Problem details: Copy every line of the material below word for word and in the same order, keeping each bounding box unchanged.

Data shown:
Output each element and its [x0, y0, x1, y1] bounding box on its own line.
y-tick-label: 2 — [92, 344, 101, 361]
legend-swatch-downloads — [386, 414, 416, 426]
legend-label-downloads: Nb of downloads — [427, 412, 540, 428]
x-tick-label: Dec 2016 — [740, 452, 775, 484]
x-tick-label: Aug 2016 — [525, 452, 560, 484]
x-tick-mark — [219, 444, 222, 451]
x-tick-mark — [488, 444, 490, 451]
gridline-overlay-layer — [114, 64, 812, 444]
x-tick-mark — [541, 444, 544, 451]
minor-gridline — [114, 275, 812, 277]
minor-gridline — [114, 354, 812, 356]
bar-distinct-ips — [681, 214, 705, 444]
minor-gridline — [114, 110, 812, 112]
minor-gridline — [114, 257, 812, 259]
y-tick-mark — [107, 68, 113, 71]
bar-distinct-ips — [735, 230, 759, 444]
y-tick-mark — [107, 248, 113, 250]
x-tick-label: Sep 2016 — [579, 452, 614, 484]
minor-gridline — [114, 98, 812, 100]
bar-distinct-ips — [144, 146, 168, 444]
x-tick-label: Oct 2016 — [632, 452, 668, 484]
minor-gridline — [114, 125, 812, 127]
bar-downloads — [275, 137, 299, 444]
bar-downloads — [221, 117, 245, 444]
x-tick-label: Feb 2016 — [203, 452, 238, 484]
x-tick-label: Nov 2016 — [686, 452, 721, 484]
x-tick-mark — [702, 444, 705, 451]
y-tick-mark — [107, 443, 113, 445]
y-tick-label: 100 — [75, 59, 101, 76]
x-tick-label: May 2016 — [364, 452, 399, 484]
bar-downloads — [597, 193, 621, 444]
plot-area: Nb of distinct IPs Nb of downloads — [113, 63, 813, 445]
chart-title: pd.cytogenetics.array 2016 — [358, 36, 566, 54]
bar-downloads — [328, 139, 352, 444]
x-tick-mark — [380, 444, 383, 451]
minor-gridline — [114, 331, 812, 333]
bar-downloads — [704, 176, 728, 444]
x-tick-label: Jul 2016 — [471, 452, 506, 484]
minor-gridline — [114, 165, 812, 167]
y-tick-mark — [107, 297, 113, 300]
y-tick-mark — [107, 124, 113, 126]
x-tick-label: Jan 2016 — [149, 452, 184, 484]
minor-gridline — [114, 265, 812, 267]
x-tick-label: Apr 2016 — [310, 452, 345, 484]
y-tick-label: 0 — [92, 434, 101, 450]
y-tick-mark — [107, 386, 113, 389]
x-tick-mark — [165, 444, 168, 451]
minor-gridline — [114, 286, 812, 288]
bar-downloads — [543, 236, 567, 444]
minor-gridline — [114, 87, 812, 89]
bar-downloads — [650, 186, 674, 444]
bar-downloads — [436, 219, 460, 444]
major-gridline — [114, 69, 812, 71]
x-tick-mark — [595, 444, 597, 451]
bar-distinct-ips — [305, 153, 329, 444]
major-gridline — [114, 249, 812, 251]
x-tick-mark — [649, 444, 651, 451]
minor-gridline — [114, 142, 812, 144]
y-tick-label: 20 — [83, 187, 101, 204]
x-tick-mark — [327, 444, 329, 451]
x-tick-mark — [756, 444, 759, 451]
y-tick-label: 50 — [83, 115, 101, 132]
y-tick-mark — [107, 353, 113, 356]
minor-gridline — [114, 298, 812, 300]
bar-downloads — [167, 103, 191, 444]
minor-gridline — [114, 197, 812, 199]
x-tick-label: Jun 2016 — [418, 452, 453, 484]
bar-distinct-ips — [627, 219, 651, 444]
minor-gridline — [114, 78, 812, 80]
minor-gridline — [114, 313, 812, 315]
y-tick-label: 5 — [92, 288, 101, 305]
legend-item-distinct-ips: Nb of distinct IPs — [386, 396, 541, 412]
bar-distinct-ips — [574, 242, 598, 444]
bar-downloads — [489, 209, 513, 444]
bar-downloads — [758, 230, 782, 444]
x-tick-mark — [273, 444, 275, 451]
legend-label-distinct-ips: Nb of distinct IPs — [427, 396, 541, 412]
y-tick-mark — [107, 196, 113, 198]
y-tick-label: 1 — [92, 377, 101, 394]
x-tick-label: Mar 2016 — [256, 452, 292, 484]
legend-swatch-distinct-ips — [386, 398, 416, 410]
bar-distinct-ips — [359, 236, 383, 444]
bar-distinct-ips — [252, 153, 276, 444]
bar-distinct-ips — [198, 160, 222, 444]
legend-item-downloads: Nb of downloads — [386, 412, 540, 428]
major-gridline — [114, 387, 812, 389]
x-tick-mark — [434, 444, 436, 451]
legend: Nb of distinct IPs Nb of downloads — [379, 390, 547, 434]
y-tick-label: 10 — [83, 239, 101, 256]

Answer in full:
Output each element and its [x0, y0, x1, y1] bounding box on its own line.
y-tick-label: 2 — [92, 344, 101, 361]
legend-swatch-downloads — [386, 414, 416, 426]
legend-label-downloads: Nb of downloads — [427, 412, 540, 428]
x-tick-label: Dec 2016 — [740, 452, 775, 484]
x-tick-label: Aug 2016 — [525, 452, 560, 484]
x-tick-mark — [219, 444, 222, 451]
x-tick-mark — [488, 444, 490, 451]
gridline-overlay-layer — [114, 64, 812, 444]
x-tick-mark — [541, 444, 544, 451]
minor-gridline — [114, 275, 812, 277]
minor-gridline — [114, 354, 812, 356]
bar-distinct-ips — [681, 214, 705, 444]
minor-gridline — [114, 110, 812, 112]
minor-gridline — [114, 257, 812, 259]
y-tick-mark — [107, 68, 113, 71]
bar-distinct-ips — [735, 230, 759, 444]
y-tick-mark — [107, 248, 113, 250]
x-tick-label: Sep 2016 — [579, 452, 614, 484]
minor-gridline — [114, 98, 812, 100]
bar-distinct-ips — [144, 146, 168, 444]
x-tick-label: Oct 2016 — [632, 452, 668, 484]
minor-gridline — [114, 125, 812, 127]
bar-downloads — [275, 137, 299, 444]
bar-downloads — [221, 117, 245, 444]
x-tick-label: Feb 2016 — [203, 452, 238, 484]
x-tick-label: Nov 2016 — [686, 452, 721, 484]
x-tick-mark — [702, 444, 705, 451]
y-tick-mark — [107, 443, 113, 445]
y-tick-label: 100 — [75, 59, 101, 76]
x-tick-label: May 2016 — [364, 452, 399, 484]
bar-downloads — [597, 193, 621, 444]
plot-area: Nb of distinct IPs Nb of downloads — [113, 63, 813, 445]
chart-title: pd.cytogenetics.array 2016 — [358, 36, 566, 54]
bar-downloads — [328, 139, 352, 444]
x-tick-mark — [380, 444, 383, 451]
minor-gridline — [114, 331, 812, 333]
bar-downloads — [704, 176, 728, 444]
x-tick-label: Jul 2016 — [471, 452, 506, 484]
minor-gridline — [114, 165, 812, 167]
y-tick-mark — [107, 297, 113, 300]
y-tick-mark — [107, 124, 113, 126]
x-tick-label: Jan 2016 — [149, 452, 184, 484]
minor-gridline — [114, 265, 812, 267]
x-tick-label: Apr 2016 — [310, 452, 345, 484]
y-tick-label: 0 — [92, 434, 101, 450]
y-tick-mark — [107, 386, 113, 389]
x-tick-mark — [165, 444, 168, 451]
minor-gridline — [114, 286, 812, 288]
bar-downloads — [543, 236, 567, 444]
minor-gridline — [114, 87, 812, 89]
bar-downloads — [650, 186, 674, 444]
bar-downloads — [436, 219, 460, 444]
major-gridline — [114, 69, 812, 71]
x-tick-mark — [595, 444, 597, 451]
bar-distinct-ips — [305, 153, 329, 444]
major-gridline — [114, 249, 812, 251]
x-tick-mark — [649, 444, 651, 451]
minor-gridline — [114, 142, 812, 144]
y-tick-label: 20 — [83, 187, 101, 204]
x-tick-mark — [327, 444, 329, 451]
x-tick-mark — [756, 444, 759, 451]
y-tick-label: 50 — [83, 115, 101, 132]
y-tick-mark — [107, 353, 113, 356]
minor-gridline — [114, 298, 812, 300]
bar-downloads — [167, 103, 191, 444]
minor-gridline — [114, 197, 812, 199]
x-tick-label: Jun 2016 — [418, 452, 453, 484]
bar-distinct-ips — [627, 219, 651, 444]
minor-gridline — [114, 78, 812, 80]
minor-gridline — [114, 313, 812, 315]
y-tick-label: 5 — [92, 288, 101, 305]
legend-item-distinct-ips: Nb of distinct IPs — [386, 396, 541, 412]
bar-distinct-ips — [574, 242, 598, 444]
bar-downloads — [489, 209, 513, 444]
bar-downloads — [758, 230, 782, 444]
x-tick-mark — [273, 444, 275, 451]
legend-label-distinct-ips: Nb of distinct IPs — [427, 396, 541, 412]
y-tick-mark — [107, 196, 113, 198]
y-tick-label: 1 — [92, 377, 101, 394]
x-tick-label: Mar 2016 — [256, 452, 292, 484]
legend-swatch-distinct-ips — [386, 398, 416, 410]
bar-distinct-ips — [359, 236, 383, 444]
bar-distinct-ips — [252, 153, 276, 444]
bar-distinct-ips — [198, 160, 222, 444]
legend-item-downloads: Nb of downloads — [386, 412, 540, 428]
major-gridline — [114, 387, 812, 389]
x-tick-mark — [434, 444, 436, 451]
legend: Nb of distinct IPs Nb of downloads — [379, 390, 547, 434]
y-tick-label: 10 — [83, 239, 101, 256]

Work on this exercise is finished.